Objective: Write out the entire listing below exactly, with the pictures left out.

Entries taken from a collection:

>>>>>

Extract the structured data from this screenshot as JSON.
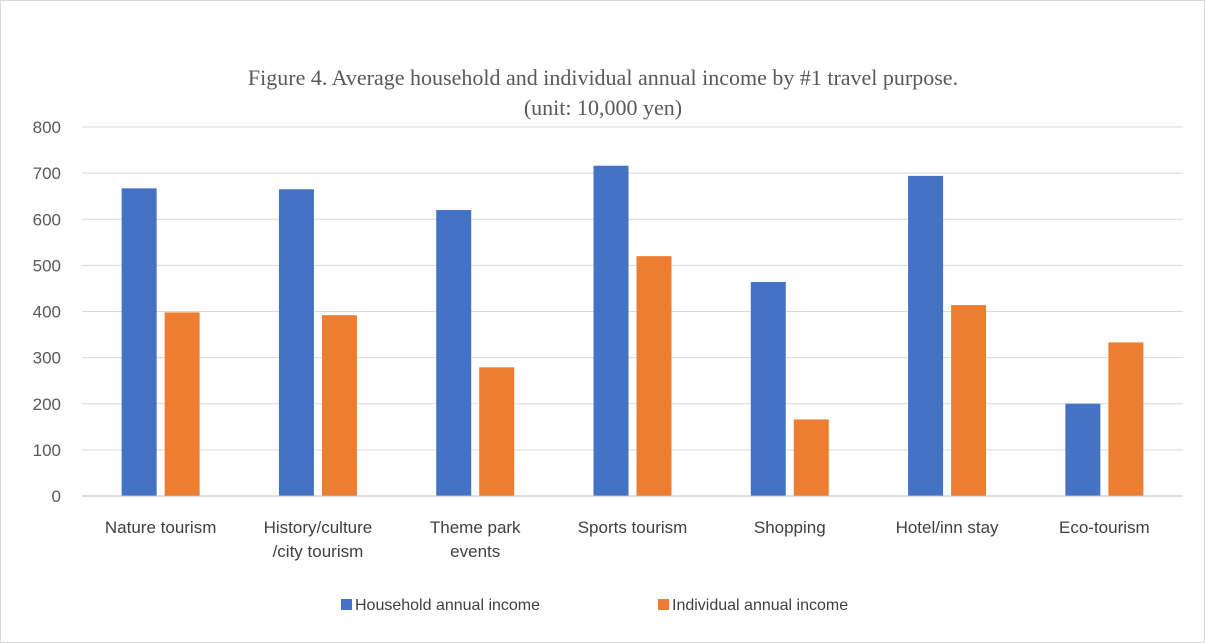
{
  "chart_data": {
    "type": "bar",
    "title": "Figure 4. Average household and individual annual income by #1 travel purpose.",
    "subtitle": "(unit: 10,000 yen)",
    "xlabel": "",
    "ylabel": "",
    "ylim": [
      0,
      800
    ],
    "yticks": [
      "0",
      "100",
      "200",
      "300",
      "400",
      "500",
      "600",
      "700",
      "800"
    ],
    "grid": true,
    "legend_position": "bottom",
    "categories": [
      [
        "Nature tourism"
      ],
      [
        "History/culture",
        "/city tourism"
      ],
      [
        "Theme park",
        "events"
      ],
      [
        "Sports tourism"
      ],
      [
        "Shopping"
      ],
      [
        "Hotel/inn stay"
      ],
      [
        "Eco-tourism"
      ]
    ],
    "series": [
      {
        "name": "Household annual income",
        "color": "#4472c4",
        "values": [
          667,
          665,
          620,
          716,
          464,
          694,
          200
        ]
      },
      {
        "name": "Individual annual income",
        "color": "#ed7d31",
        "values": [
          398,
          392,
          279,
          520,
          166,
          414,
          333
        ]
      }
    ]
  }
}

<<<<<

Problem solution:
Extract the structured data from this screenshot as JSON.
{
  "chart_data": {
    "type": "bar",
    "title": "Figure 4. Average household and individual annual income by #1 travel purpose.",
    "subtitle": "(unit: 10,000 yen)",
    "xlabel": "",
    "ylabel": "",
    "ylim": [
      0,
      800
    ],
    "yticks": [
      "0",
      "100",
      "200",
      "300",
      "400",
      "500",
      "600",
      "700",
      "800"
    ],
    "grid": true,
    "legend_position": "bottom",
    "categories": [
      [
        "Nature tourism"
      ],
      [
        "History/culture",
        "/city tourism"
      ],
      [
        "Theme park",
        "events"
      ],
      [
        "Sports tourism"
      ],
      [
        "Shopping"
      ],
      [
        "Hotel/inn stay"
      ],
      [
        "Eco-tourism"
      ]
    ],
    "series": [
      {
        "name": "Household annual income",
        "color": "#4472c4",
        "values": [
          667,
          665,
          620,
          716,
          464,
          694,
          200
        ]
      },
      {
        "name": "Individual annual income",
        "color": "#ed7d31",
        "values": [
          398,
          392,
          279,
          520,
          166,
          414,
          333
        ]
      }
    ]
  }
}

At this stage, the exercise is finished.